§ Kutipan Pilihan
Oleh karena itu, istighfar memiliki kedudukan yang sangat agung di sisi Allah. Bahkan sebuah kenikmatan yang besar tatkala seorang muslim diuji dengan perbuatan dosa kemudian ia bertaubat dan Allah menerima taubatnya. Seandainya ada kaum yang tidak pernah berbuat dosa, maka Allah pun akan menggantikan mereka dengan kaum yang diuji dengan dosa yang kemudian beristighfar meminta ampun kepada Allah dan Allah mengampuni dosa-dosanya.

Rasulullah pernah bersabda akan urgensi sebuah istighfar :

مَنْ لَزِمَ الِاسْتِغْفَارَ، جَعَلَ اللَّهُ لَهُ مِنْ كُلِّ ضِيقٍ مَخْرَجًا، وَمِنْ كُلِّ هَمٍّ فَرَجًا، وَرَزَقَهُ مِنْ حَيْثُ لَا يَحْتَسِبُ

“Barangsiapa yang senantiasa beristighfar, maka Allah akan membukakan baginya pintu keluar dari setiap kesulitan, memberikan kelapangan dari setiap kegelisahan, dan memberikan rezeki dari jalan yang tidak disangka-sangka.”[11]

6. Menjauhi musik dan film percintaan

Kemajuan teknologi yang sangat menunjang keberadaan alat-alat komunikasi dan informasi yang semakin canggih dan mudah, merupakan karunia dan nikmat yang sangat besar dari Allah. Ia adalah anugerah Ilahi yang harus disyukuri dengan syukur yang sebenar-benarnya.

Akan tetapi, tidak sedikit dari manusia yang menggunakannya untuk hal-hal yang dilarang oleh agama. Sehingga banyak sekali kita temukan sajian-sajian atau tayangan-tayangan, baik yang berbentuk tulisan, gambar maupun film yang tidak layak untuk dikonsumsi.

Menjamurnya musik, gambar, foto, maupun film-film yang beraroma asmara sangatlah berpengaruh terhadap nafsu dan syahwat yang semakin terus bergejolak. Kondisi ini akan menjadikan hatinya terus mengingat terhadap kekasih yang dicintainya. Bahkan tak jarang para remaja maupun anak muda yang meniru gaya hidup maupun kebiasaan tokoh yang diperankan oleh para artis yang ditontonnya dari film-film maupun sinetron asmara.

§ Bagian Latihan
a) Menurut kutipan tentang istighfar dan tayangan asmara, apa yang akan Allah lakukan seandainya ada kaum yang tidak pernah berbuat dosa?
b) Ulangi kata demi kata bagian kutipan tentang istighfar dan tayangan asmara, mulai dari kata-kata "Kemajuan teknologi yang" dan berhenti setelah "syukur yang sebenar-benarnya.".
c) Sambung kutipan tentang istighfar dan tayangan asmara, dimulai sesudah kalimat terakhirnya.

[Entri anotasi spasial]

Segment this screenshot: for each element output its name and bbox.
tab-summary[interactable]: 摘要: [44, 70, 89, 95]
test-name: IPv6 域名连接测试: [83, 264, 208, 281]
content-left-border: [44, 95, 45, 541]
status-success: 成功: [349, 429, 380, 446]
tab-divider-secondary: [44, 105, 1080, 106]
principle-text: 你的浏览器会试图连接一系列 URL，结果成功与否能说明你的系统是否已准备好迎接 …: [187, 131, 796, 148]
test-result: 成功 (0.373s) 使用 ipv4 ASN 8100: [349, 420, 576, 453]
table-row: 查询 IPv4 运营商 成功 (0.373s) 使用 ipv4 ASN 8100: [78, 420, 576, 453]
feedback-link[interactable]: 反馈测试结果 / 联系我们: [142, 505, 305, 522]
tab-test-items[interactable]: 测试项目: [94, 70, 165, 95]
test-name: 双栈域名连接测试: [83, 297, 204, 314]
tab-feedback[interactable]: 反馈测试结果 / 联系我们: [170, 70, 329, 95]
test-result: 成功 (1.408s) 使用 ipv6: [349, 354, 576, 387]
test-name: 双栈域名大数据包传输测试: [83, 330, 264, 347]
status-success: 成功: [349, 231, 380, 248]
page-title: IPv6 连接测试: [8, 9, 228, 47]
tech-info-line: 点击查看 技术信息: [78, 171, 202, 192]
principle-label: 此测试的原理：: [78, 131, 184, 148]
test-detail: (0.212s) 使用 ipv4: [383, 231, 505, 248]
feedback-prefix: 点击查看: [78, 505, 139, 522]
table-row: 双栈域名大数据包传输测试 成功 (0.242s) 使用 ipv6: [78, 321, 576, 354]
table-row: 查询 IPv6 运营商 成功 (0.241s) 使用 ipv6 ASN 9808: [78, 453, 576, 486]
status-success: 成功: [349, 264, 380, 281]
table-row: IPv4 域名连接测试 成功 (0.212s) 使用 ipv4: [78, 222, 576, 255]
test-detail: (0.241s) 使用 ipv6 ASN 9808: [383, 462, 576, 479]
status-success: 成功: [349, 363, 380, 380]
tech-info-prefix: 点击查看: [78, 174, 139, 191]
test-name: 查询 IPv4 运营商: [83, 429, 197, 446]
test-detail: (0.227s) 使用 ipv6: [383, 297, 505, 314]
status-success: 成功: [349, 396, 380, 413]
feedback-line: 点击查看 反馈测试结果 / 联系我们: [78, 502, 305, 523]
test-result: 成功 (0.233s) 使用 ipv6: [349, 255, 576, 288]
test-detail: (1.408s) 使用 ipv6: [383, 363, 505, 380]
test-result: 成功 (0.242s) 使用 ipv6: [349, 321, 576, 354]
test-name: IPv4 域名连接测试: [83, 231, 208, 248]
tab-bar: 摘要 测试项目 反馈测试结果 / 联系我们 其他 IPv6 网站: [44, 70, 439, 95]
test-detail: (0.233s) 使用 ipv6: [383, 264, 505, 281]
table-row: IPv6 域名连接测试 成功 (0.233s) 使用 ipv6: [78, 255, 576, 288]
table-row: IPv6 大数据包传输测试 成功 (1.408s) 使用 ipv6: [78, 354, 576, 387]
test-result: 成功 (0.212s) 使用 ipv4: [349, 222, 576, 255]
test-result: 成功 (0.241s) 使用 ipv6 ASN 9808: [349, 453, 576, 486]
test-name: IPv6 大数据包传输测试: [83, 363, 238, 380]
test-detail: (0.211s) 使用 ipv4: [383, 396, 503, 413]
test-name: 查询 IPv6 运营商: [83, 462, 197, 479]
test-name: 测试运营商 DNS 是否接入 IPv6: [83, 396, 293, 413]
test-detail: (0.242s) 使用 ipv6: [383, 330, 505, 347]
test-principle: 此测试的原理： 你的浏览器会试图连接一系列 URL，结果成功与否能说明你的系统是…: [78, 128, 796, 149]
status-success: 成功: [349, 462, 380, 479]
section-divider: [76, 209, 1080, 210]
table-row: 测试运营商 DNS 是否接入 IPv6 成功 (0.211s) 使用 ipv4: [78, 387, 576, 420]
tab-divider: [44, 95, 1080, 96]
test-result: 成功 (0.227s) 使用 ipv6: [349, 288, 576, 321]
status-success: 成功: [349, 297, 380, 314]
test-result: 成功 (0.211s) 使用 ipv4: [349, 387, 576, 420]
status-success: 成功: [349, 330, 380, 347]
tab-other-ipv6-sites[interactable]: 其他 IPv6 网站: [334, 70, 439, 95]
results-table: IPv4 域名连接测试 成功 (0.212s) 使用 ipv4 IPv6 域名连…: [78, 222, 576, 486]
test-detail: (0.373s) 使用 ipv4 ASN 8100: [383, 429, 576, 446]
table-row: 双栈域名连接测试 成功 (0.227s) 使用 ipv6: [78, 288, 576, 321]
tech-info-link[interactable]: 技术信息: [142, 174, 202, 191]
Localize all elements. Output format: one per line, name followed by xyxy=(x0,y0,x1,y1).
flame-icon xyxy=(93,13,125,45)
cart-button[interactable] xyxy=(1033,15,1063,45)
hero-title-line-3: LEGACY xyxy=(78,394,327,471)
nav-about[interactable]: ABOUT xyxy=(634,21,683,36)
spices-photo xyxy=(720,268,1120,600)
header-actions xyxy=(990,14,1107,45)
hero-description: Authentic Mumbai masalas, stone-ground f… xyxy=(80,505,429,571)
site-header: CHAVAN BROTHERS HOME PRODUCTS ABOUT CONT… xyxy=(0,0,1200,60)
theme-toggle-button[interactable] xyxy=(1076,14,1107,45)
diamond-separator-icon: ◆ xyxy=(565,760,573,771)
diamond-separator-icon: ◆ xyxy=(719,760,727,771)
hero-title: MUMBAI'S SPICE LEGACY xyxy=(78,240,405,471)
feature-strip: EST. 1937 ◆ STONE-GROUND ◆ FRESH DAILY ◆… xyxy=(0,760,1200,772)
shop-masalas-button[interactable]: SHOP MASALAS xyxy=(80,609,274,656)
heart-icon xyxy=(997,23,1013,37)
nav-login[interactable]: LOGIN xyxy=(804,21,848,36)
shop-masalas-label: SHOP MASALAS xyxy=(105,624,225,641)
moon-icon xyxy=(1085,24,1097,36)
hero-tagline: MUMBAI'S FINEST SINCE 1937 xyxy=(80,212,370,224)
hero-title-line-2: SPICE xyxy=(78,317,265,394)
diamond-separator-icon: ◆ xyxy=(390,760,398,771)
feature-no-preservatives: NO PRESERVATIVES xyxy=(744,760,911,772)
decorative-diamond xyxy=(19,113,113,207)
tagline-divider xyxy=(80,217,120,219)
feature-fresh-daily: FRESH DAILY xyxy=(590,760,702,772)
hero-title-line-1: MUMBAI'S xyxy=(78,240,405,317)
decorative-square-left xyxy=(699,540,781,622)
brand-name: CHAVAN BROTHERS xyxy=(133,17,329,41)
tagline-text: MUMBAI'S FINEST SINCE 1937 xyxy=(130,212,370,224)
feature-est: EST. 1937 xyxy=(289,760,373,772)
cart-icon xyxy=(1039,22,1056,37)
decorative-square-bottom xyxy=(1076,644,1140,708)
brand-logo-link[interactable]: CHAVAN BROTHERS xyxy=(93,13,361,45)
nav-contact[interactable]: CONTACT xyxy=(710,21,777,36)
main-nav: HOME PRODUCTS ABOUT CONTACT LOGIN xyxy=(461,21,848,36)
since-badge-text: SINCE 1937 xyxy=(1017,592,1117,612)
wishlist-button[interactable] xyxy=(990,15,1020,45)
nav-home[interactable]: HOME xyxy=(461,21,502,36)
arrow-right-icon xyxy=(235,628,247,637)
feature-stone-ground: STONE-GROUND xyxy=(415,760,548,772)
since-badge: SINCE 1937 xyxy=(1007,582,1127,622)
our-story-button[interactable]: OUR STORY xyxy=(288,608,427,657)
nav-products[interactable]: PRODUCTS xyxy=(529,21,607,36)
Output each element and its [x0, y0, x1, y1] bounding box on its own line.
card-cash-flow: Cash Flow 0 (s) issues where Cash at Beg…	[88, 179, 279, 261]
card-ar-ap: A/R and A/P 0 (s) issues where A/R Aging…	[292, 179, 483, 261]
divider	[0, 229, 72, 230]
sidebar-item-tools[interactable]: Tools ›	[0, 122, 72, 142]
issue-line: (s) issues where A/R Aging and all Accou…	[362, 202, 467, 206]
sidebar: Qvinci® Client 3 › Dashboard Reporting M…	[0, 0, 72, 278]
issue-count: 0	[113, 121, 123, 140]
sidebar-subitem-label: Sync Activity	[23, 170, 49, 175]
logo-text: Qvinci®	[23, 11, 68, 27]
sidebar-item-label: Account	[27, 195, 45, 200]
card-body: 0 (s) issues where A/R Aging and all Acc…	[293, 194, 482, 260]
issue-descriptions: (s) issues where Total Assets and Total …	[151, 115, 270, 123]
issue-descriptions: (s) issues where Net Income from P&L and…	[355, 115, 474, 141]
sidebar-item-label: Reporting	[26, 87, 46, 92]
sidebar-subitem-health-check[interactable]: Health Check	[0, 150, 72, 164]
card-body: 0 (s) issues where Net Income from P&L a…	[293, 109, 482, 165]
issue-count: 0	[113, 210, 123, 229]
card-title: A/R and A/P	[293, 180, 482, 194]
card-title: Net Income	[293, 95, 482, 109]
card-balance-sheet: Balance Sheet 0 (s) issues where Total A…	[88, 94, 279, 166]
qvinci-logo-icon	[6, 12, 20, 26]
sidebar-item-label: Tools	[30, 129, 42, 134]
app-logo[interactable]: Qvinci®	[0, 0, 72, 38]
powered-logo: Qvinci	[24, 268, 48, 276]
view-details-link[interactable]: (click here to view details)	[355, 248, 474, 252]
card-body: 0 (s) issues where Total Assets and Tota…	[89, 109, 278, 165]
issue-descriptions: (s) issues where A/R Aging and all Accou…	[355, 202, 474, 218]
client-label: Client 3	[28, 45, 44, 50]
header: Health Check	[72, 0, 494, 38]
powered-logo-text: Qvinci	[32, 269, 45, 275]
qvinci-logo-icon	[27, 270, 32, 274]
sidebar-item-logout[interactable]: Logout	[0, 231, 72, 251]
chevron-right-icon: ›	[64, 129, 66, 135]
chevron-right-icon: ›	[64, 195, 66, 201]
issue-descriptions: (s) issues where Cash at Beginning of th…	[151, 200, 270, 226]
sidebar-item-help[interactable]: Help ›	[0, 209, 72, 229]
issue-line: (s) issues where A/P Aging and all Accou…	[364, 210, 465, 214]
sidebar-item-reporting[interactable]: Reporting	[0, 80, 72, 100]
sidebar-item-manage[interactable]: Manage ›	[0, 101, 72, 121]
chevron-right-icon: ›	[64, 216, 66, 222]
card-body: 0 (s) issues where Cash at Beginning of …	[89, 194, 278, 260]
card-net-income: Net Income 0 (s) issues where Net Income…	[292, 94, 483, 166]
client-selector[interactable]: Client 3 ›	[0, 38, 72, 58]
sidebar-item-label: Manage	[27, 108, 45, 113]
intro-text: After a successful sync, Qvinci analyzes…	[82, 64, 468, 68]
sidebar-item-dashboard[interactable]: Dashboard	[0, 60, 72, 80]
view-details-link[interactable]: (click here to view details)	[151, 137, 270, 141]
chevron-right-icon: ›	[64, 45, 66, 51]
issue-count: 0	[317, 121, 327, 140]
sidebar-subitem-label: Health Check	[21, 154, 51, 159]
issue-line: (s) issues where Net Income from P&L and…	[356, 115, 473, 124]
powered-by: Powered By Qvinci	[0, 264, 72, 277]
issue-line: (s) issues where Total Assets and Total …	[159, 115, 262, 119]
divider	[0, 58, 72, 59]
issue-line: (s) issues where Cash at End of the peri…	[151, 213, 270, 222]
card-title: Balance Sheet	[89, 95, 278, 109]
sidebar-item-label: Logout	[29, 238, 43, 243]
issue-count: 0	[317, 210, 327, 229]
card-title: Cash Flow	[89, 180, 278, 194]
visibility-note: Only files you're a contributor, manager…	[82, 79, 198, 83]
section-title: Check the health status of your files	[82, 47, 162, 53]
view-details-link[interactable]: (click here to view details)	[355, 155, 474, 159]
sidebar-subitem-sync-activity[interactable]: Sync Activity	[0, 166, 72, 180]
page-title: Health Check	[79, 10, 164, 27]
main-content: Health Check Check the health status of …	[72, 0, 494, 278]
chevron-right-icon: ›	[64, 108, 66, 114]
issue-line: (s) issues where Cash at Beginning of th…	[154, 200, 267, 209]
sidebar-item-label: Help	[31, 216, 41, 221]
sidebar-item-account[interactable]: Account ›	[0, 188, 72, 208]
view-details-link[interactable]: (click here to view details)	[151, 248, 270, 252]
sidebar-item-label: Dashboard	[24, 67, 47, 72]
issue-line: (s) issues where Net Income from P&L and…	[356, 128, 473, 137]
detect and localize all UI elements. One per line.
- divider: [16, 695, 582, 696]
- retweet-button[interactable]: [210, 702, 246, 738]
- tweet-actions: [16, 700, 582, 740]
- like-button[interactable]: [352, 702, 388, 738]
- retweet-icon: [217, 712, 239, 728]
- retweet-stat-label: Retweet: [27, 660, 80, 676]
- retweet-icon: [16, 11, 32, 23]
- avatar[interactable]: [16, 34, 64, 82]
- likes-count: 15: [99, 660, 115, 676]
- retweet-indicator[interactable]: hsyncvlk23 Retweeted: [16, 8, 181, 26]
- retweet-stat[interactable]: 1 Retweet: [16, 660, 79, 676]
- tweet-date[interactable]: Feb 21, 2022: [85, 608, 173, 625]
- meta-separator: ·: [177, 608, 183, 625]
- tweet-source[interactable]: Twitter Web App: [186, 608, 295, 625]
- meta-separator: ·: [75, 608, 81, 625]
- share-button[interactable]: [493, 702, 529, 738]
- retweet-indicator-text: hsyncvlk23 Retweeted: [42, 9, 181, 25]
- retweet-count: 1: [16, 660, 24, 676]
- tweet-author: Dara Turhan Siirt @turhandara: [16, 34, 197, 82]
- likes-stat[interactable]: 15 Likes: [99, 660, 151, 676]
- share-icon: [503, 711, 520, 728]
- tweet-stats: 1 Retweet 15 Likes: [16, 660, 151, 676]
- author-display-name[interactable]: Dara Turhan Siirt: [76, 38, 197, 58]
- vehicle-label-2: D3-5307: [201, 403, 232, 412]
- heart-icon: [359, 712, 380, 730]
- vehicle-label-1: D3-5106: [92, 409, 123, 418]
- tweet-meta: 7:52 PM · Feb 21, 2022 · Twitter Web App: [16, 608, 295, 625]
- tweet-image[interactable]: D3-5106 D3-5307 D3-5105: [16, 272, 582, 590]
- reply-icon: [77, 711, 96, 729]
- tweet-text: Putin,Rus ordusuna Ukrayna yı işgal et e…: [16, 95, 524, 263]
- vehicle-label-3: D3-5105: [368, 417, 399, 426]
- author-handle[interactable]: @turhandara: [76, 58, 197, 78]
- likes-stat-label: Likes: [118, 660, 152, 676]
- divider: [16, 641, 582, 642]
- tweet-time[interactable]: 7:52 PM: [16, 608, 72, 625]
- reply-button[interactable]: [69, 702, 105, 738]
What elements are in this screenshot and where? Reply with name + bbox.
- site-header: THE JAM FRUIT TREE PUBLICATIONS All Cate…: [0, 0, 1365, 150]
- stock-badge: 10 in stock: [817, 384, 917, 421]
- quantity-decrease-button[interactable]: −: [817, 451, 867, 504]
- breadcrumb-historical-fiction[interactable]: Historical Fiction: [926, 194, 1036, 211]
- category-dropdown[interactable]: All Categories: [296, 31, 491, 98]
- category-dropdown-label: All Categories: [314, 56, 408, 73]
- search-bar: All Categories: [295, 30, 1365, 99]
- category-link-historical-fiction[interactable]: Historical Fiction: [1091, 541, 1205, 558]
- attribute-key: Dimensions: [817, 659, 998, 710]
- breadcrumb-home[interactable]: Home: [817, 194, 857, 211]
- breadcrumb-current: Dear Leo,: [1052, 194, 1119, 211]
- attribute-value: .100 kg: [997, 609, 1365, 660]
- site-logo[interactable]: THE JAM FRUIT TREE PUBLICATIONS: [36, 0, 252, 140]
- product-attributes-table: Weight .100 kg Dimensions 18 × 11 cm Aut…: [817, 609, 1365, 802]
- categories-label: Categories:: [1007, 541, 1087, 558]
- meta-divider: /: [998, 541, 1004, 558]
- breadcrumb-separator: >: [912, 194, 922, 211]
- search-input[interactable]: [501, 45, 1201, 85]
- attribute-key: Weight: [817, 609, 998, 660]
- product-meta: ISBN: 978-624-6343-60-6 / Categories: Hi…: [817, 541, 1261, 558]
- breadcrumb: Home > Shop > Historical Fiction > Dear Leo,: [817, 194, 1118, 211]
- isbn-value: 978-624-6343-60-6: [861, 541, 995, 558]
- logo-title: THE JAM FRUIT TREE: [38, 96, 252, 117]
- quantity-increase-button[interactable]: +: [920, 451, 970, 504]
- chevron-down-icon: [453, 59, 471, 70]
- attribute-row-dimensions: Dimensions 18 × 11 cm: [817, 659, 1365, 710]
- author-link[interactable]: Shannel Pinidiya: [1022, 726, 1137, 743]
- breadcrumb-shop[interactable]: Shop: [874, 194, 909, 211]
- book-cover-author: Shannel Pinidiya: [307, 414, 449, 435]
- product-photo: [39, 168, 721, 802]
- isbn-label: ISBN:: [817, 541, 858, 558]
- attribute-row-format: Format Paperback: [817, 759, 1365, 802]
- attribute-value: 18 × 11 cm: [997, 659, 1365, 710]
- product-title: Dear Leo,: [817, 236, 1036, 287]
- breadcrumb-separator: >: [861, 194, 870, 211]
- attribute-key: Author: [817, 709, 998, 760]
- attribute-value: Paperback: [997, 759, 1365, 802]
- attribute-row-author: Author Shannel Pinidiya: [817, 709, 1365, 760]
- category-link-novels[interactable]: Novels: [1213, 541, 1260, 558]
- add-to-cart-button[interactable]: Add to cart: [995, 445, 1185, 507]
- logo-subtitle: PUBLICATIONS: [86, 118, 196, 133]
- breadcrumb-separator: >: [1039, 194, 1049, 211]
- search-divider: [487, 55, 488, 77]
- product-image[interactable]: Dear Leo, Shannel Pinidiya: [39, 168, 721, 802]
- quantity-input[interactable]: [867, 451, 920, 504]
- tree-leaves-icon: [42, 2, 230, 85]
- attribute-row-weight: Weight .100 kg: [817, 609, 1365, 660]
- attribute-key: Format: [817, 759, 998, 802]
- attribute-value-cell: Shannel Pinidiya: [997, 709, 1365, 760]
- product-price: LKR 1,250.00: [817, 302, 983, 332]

§ Jawaban Tugas
a) Allah akan menggantikan mereka dengan kaum yang diuji dengan dosa, lalu beristighfar meminta ampun kepada-Nya dan diampuni dosa-dosanya.

b)
Kemajuan teknologi yang sangat menunjang keberadaan alat-alat komunikasi dan informasi yang semakin canggih dan mudah, merupakan karunia dan nikmat yang sangat besar dari Allah. Ia adalah anugerah Ilahi yang harus disyukuri dengan syukur yang sebenar-benarnya.

c)
Inilah sebenarnya pendidikan praktis yang membentuk karakter, pola pikir dan kepribadian seseorang. Semakin banyak ia menyantap tayangan-tayangan yang tidak mendidik akhlak dan mental, maka secara tidak langsung dirinya sedang belajar dan berusaha untuk meniru kebiasaan yang ada dalam tontonan itu. Terlebih jika dirinya belum memiliki modal pengetahuan agama yang cukup. Kebiasaan ini akan membangkitkan nafsu dan gejolak asmaranya terus bertambah.

Jika hal itu dibiarkan terus liar, maka dirinya tak segan-segan untuk terjun ke dunia pacaran sebagai bentuk pelarian gejolak asmara dalam hatinya. Ini semua berawal dari kebiasaan sering mendengar musik maupun film-film yang bergenre asmara maupun cinta. Karena inti dari musik maupun film-film itu hanya menggambarkan dunia pacaran dan perjalanan asmara para tokoh-tokohnya.

Oleh karena itu, jauhilah musik, sinetron, maupun film-film yang beraroma asmara agar nafsu dan syahwatnya tidak terus bergejolak dalam hatinya. Apalah ruginya kalau tontonan itu ditinggalkan, justru kebaikanlah yang akan didapatkannya, berupa ketenangan hati, terhindar dari tontonan yang haram dan mengandung dosa, tidak tercebur dalam kesia-siaan, dan hidup akan lebih bermakna dengan melakukan amalan-amalan yang bermanfaat lainnya.

Allah berfirman

“Dan dii antara manuisa [ada] orang yang mempergunakan percakapan kosong untuk menyesatkan [manusia] dari jalan Allah tanpa ilmu dan menjadikan olok-olokan. Mereka itu akan memperoleh azab yang menghinakan.” (QS. Luqman: 6)

Abdullah bin Mas’ud berkata, “Nyanyian itu menumbuhkan benih nifaq dalam hati.” Demikian juga apa yang dikatakan oleh Mujahid. Dan beliau menambahkan, “Maksud Lahwal hadits [percakapan kosong] dalam ayat ialah mendengarkan nyanyian dan yang semisalnya dari kebatilan.” Al-Hasan berkata, “Lahwal hadits ialah alat musik dan nyanyian.” Al-Qasim bin Muhammad berkata, “Nyanyian adalah sebuah kebatilan, dan kebatilan itu tempatnya neraka.”[12]

Rasulullah juga pernah bersabda :

لَيَكُونَنَّ مِنْ أُمَّتِي أَقْوَامٌ، يَسْتَحِلُّونَ الحِرَ وَالحَرِيرَ، وَالخَمْرَ وَالمَعَازِفَ

“Sungguh, akan ada dari umatku suatu kaum yang menghalalkan zina, sutera, khamer, dan alat musik.” [13]

Berdasarkan atsar dan perkataan para salaf di atas, para ulama berkesimpulan akan haramnya nyanyian dan alat musik.[14] Sehingga, seorang muslim yang mengharapkan kebaikan bagi diri dan agamanya, hendaknya untuk menjauhi musik, nyanyian maupun film-film asmara. Karena semua hal itu tidaklah membawa kebaikan sama sekali bagi diri maupun agamanya, justru keburukanlah yang akan didapatkan darinya.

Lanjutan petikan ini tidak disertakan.